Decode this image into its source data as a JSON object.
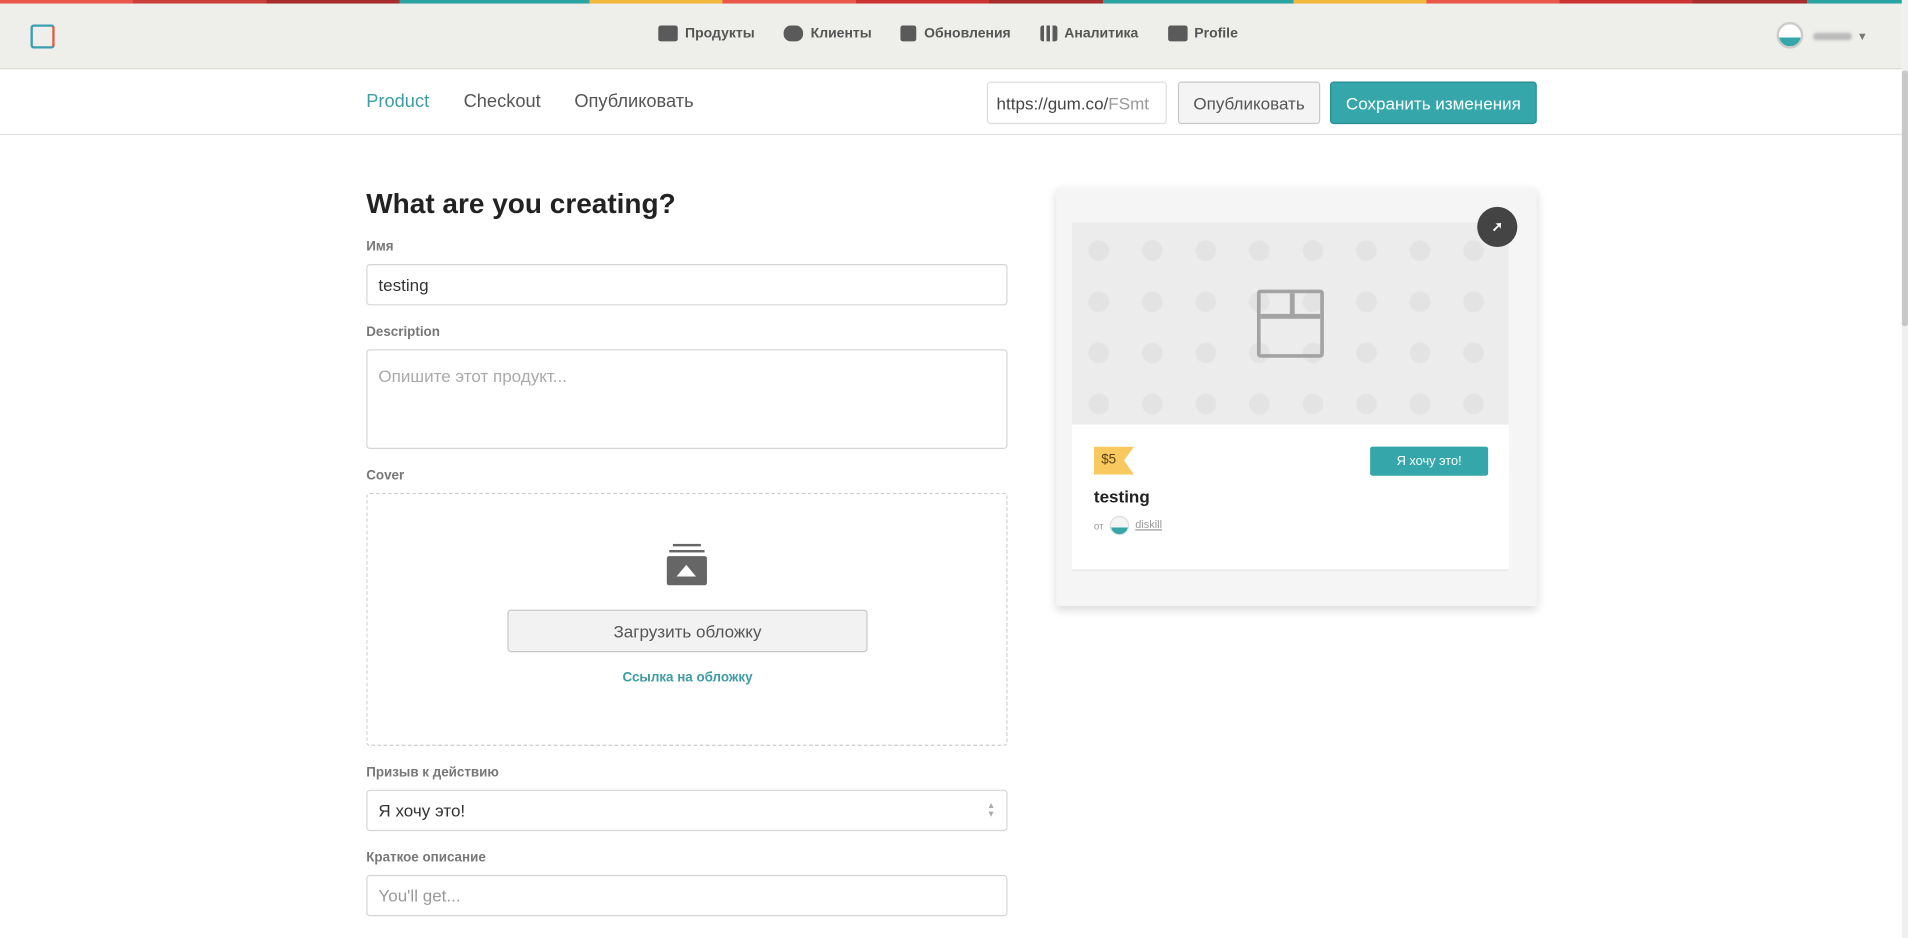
{
  "header": {
    "nav": [
      {
        "label": "Продукты",
        "icon": "archive-icon"
      },
      {
        "label": "Клиенты",
        "icon": "users-icon"
      },
      {
        "label": "Обновления",
        "icon": "document-icon"
      },
      {
        "label": "Аналитика",
        "icon": "bar-chart-icon"
      },
      {
        "label": "Profile",
        "icon": "store-icon"
      }
    ]
  },
  "subnav": {
    "tabs": [
      "Product",
      "Checkout",
      "Опубликовать"
    ],
    "url_value": "https://gum.co/",
    "url_slug": "FSmt",
    "publish_label": "Опубликовать",
    "save_label": "Сохранить изменения"
  },
  "form": {
    "heading": "What are you creating?",
    "name_label": "Имя",
    "name_value": "testing",
    "description_label": "Description",
    "description_placeholder": "Опишите этот продукт...",
    "cover_label": "Cover",
    "upload_label": "Загрузить обложку",
    "cover_link": "Ссылка на обложку",
    "cta_label": "Призыв к действию",
    "cta_value": "Я хочу это!",
    "summary_label": "Краткое описание",
    "summary_placeholder": "You'll get..."
  },
  "preview": {
    "price": "$5",
    "buy_label": "Я хочу это!",
    "title": "testing",
    "by": "от",
    "author": "diskill"
  },
  "colors": {
    "accent": "#35a6aa",
    "price_tag": "#f9c85e"
  }
}
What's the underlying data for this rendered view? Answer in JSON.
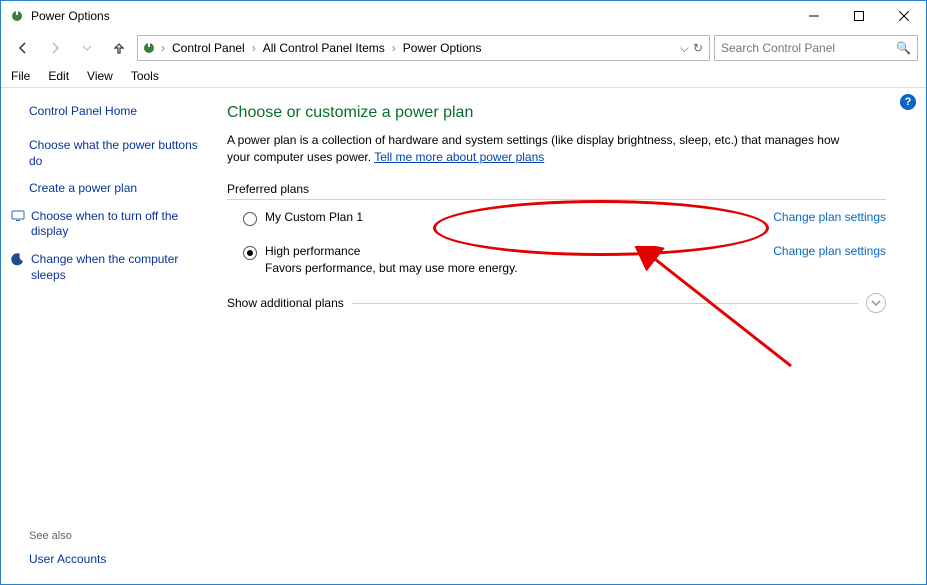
{
  "window": {
    "title": "Power Options"
  },
  "nav": {
    "breadcrumb": [
      "Control Panel",
      "All Control Panel Items",
      "Power Options"
    ],
    "search_placeholder": "Search Control Panel"
  },
  "menu": {
    "items": [
      "File",
      "Edit",
      "View",
      "Tools"
    ]
  },
  "sidebar": {
    "home": "Control Panel Home",
    "links": [
      {
        "label": "Choose what the power buttons do",
        "icon": null
      },
      {
        "label": "Create a power plan",
        "icon": null
      },
      {
        "label": "Choose when to turn off the display",
        "icon": "display-icon"
      },
      {
        "label": "Change when the computer sleeps",
        "icon": "moon-icon"
      }
    ],
    "see_also_label": "See also",
    "see_also": [
      "User Accounts"
    ]
  },
  "main": {
    "heading": "Choose or customize a power plan",
    "description_pre": "A power plan is a collection of hardware and system settings (like display brightness, sleep, etc.) that manages how your computer uses power. ",
    "description_link": "Tell me more about power plans",
    "preferred_label": "Preferred plans",
    "plans": [
      {
        "name": "My Custom Plan 1",
        "desc": "",
        "selected": false,
        "change": "Change plan settings"
      },
      {
        "name": "High performance",
        "desc": "Favors performance, but may use more energy.",
        "selected": true,
        "change": "Change plan settings"
      }
    ],
    "show_additional": "Show additional plans"
  }
}
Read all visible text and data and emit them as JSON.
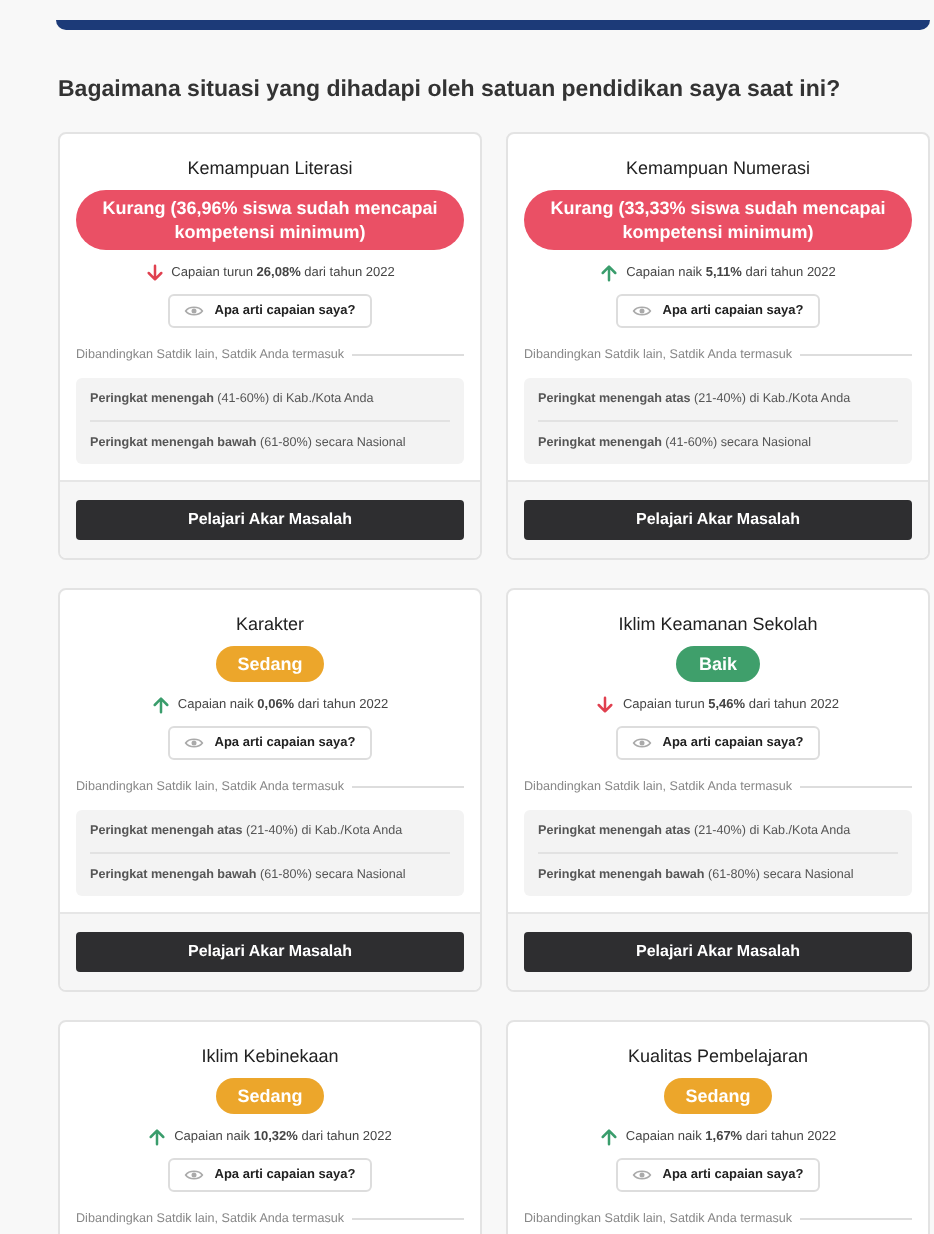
{
  "heading": "Bagaimana situasi yang dihadapi oleh satuan pendidikan saya saat ini?",
  "cards": [
    {
      "title": "Kemampuan Literasi",
      "status": {
        "kind": "kurang",
        "label": "Kurang (36,96% siswa sudah mencapai kompetensi minimum)"
      },
      "trend": {
        "rising": false,
        "text": "Capaian turun **26,08%** dari tahun 2022"
      },
      "info_button": "Apa arti capaian saya?",
      "compare_label": "Dibandingkan Satdik lain, Satdik Anda termasuk",
      "ranks": [
        "**Peringkat menengah** (41-60%) di Kab./Kota Anda",
        "**Peringkat menengah bawah** (61-80%) secara Nasional"
      ],
      "action": "Pelajari Akar Masalah"
    },
    {
      "title": "Kemampuan Numerasi",
      "status": {
        "kind": "kurang",
        "label": "Kurang (33,33% siswa sudah mencapai kompetensi minimum)"
      },
      "trend": {
        "rising": true,
        "text": "Capaian naik **5,11%** dari tahun 2022"
      },
      "info_button": "Apa arti capaian saya?",
      "compare_label": "Dibandingkan Satdik lain, Satdik Anda termasuk",
      "ranks": [
        "**Peringkat menengah atas** (21-40%) di Kab./Kota Anda",
        "**Peringkat menengah** (41-60%) secara Nasional"
      ],
      "action": "Pelajari Akar Masalah"
    },
    {
      "title": "Karakter",
      "status": {
        "kind": "sedang",
        "label": "Sedang"
      },
      "trend": {
        "rising": true,
        "text": "Capaian naik **0,06%** dari tahun 2022"
      },
      "info_button": "Apa arti capaian saya?",
      "compare_label": "Dibandingkan Satdik lain, Satdik Anda termasuk",
      "ranks": [
        "**Peringkat menengah atas** (21-40%) di Kab./Kota Anda",
        "**Peringkat menengah bawah** (61-80%) secara Nasional"
      ],
      "action": "Pelajari Akar Masalah"
    },
    {
      "title": "Iklim Keamanan Sekolah",
      "status": {
        "kind": "baik",
        "label": "Baik"
      },
      "trend": {
        "rising": false,
        "text": "Capaian turun **5,46%** dari tahun 2022"
      },
      "info_button": "Apa arti capaian saya?",
      "compare_label": "Dibandingkan Satdik lain, Satdik Anda termasuk",
      "ranks": [
        "**Peringkat menengah atas** (21-40%) di Kab./Kota Anda",
        "**Peringkat menengah bawah** (61-80%) secara Nasional"
      ],
      "action": "Pelajari Akar Masalah"
    },
    {
      "title": "Iklim Kebinekaan",
      "status": {
        "kind": "sedang",
        "label": "Sedang"
      },
      "trend": {
        "rising": true,
        "text": "Capaian naik **10,32%** dari tahun 2022"
      },
      "info_button": "Apa arti capaian saya?",
      "compare_label": "Dibandingkan Satdik lain, Satdik Anda termasuk"
    },
    {
      "title": "Kualitas Pembelajaran",
      "status": {
        "kind": "sedang",
        "label": "Sedang"
      },
      "trend": {
        "rising": true,
        "text": "Capaian naik **1,67%** dari tahun 2022"
      },
      "info_button": "Apa arti capaian saya?",
      "compare_label": "Dibandingkan Satdik lain, Satdik Anda termasuk"
    }
  ]
}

########################################

**Problem description:** Exactly as written, return every line of the listing, but not the pictures.

**Task answer:**
Decode this image into its source data as a JSON object.
{
  "header": {
    "nav": [
      {
        "label": "Продукты",
        "icon": "archive-icon"
      },
      {
        "label": "Клиенты",
        "icon": "users-icon"
      },
      {
        "label": "Обновления",
        "icon": "document-icon"
      },
      {
        "label": "Аналитика",
        "icon": "bar-chart-icon"
      },
      {
        "label": "Profile",
        "icon": "store-icon"
      }
    ]
  },
  "subnav": {
    "tabs": [
      "Product",
      "Checkout",
      "Опубликовать"
    ],
    "url_value": "https://gum.co/",
    "url_slug": "FSmt",
    "publish_label": "Опубликовать",
    "save_label": "Сохранить изменения"
  },
  "form": {
    "heading": "What are you creating?",
    "name_label": "Имя",
    "name_value": "testing",
    "description_label": "Description",
    "description_placeholder": "Опишите этот продукт...",
    "cover_label": "Cover",
    "upload_label": "Загрузить обложку",
    "cover_link": "Ссылка на обложку",
    "cta_label": "Призыв к действию",
    "cta_value": "Я хочу это!",
    "summary_label": "Краткое описание",
    "summary_placeholder": "You'll get..."
  },
  "preview": {
    "price": "$5",
    "buy_label": "Я хочу это!",
    "title": "testing",
    "by": "от",
    "author": "diskill"
  },
  "colors": {
    "accent": "#35a6aa",
    "price_tag": "#f9c85e"
  }
}
What's the underlying data for this rendered view? Answer in JSON.
{
  "window": {
    "title": "Power Options"
  },
  "nav": {
    "breadcrumb": [
      "Control Panel",
      "All Control Panel Items",
      "Power Options"
    ],
    "search_placeholder": "Search Control Panel"
  },
  "menu": {
    "items": [
      "File",
      "Edit",
      "View",
      "Tools"
    ]
  },
  "sidebar": {
    "home": "Control Panel Home",
    "links": [
      {
        "label": "Choose what the power buttons do",
        "icon": null
      },
      {
        "label": "Create a power plan",
        "icon": null
      },
      {
        "label": "Choose when to turn off the display",
        "icon": "display-icon"
      },
      {
        "label": "Change when the computer sleeps",
        "icon": "moon-icon"
      }
    ],
    "see_also_label": "See also",
    "see_also": [
      "User Accounts"
    ]
  },
  "main": {
    "heading": "Choose or customize a power plan",
    "description_pre": "A power plan is a collection of hardware and system settings (like display brightness, sleep, etc.) that manages how your computer uses power. ",
    "description_link": "Tell me more about power plans",
    "preferred_label": "Preferred plans",
    "plans": [
      {
        "name": "My Custom Plan 1",
        "desc": "",
        "selected": false,
        "change": "Change plan settings"
      },
      {
        "name": "High performance",
        "desc": "Favors performance, but may use more energy.",
        "selected": true,
        "change": "Change plan settings"
      }
    ],
    "show_additional": "Show additional plans"
  }
}
Read all visible text and data and emit them as JSON.
{
  "heading": "Bagaimana situasi yang dihadapi oleh satuan pendidikan saya saat ini?",
  "cards": [
    {
      "title": "Kemampuan Literasi",
      "status": {
        "kind": "kurang",
        "label": "Kurang (36,96% siswa sudah mencapai kompetensi minimum)"
      },
      "trend": {
        "rising": false,
        "text": "Capaian turun **26,08%** dari tahun 2022"
      },
      "info_button": "Apa arti capaian saya?",
      "compare_label": "Dibandingkan Satdik lain, Satdik Anda termasuk",
      "ranks": [
        "**Peringkat menengah** (41-60%) di Kab./Kota Anda",
        "**Peringkat menengah bawah** (61-80%) secara Nasional"
      ],
      "action": "Pelajari Akar Masalah"
    },
    {
      "title": "Kemampuan Numerasi",
      "status": {
        "kind": "kurang",
        "label": "Kurang (33,33% siswa sudah mencapai kompetensi minimum)"
      },
      "trend": {
        "rising": true,
        "text": "Capaian naik **5,11%** dari tahun 2022"
      },
      "info_button": "Apa arti capaian saya?",
      "compare_label": "Dibandingkan Satdik lain, Satdik Anda termasuk",
      "ranks": [
        "**Peringkat menengah atas** (21-40%) di Kab./Kota Anda",
        "**Peringkat menengah** (41-60%) secara Nasional"
      ],
      "action": "Pelajari Akar Masalah"
    },
    {
      "title": "Karakter",
      "status": {
        "kind": "sedang",
        "label": "Sedang"
      },
      "trend": {
        "rising": true,
        "text": "Capaian naik **0,06%** dari tahun 2022"
      },
      "info_button": "Apa arti capaian saya?",
      "compare_label": "Dibandingkan Satdik lain, Satdik Anda termasuk",
      "ranks": [
        "**Peringkat menengah atas** (21-40%) di Kab./Kota Anda",
        "**Peringkat menengah bawah** (61-80%) secara Nasional"
      ],
      "action": "Pelajari Akar Masalah"
    },
    {
      "title": "Iklim Keamanan Sekolah",
      "status": {
        "kind": "baik",
        "label": "Baik"
      },
      "trend": {
        "rising": false,
        "text": "Capaian turun **5,46%** dari tahun 2022"
      },
      "info_button": "Apa arti capaian saya?",
      "compare_label": "Dibandingkan Satdik lain, Satdik Anda termasuk",
      "ranks": [
        "**Peringkat menengah atas** (21-40%) di Kab./Kota Anda",
        "**Peringkat menengah bawah** (61-80%) secara Nasional"
      ],
      "action": "Pelajari Akar Masalah"
    },
    {
      "title": "Iklim Kebinekaan",
      "status": {
        "kind": "sedang",
        "label": "Sedang"
      },
      "trend": {
        "rising": true,
        "text": "Capaian naik **10,32%** dari tahun 2022"
      },
      "info_button": "Apa arti capaian saya?",
      "compare_label": "Dibandingkan Satdik lain, Satdik Anda termasuk"
    },
    {
      "title": "Kualitas Pembelajaran",
      "status": {
        "kind": "sedang",
        "label": "Sedang"
      },
      "trend": {
        "rising": true,
        "text": "Capaian naik **1,67%** dari tahun 2022"
      },
      "info_button": "Apa arti capaian saya?",
      "compare_label": "Dibandingkan Satdik lain, Satdik Anda termasuk"
    }
  ]
}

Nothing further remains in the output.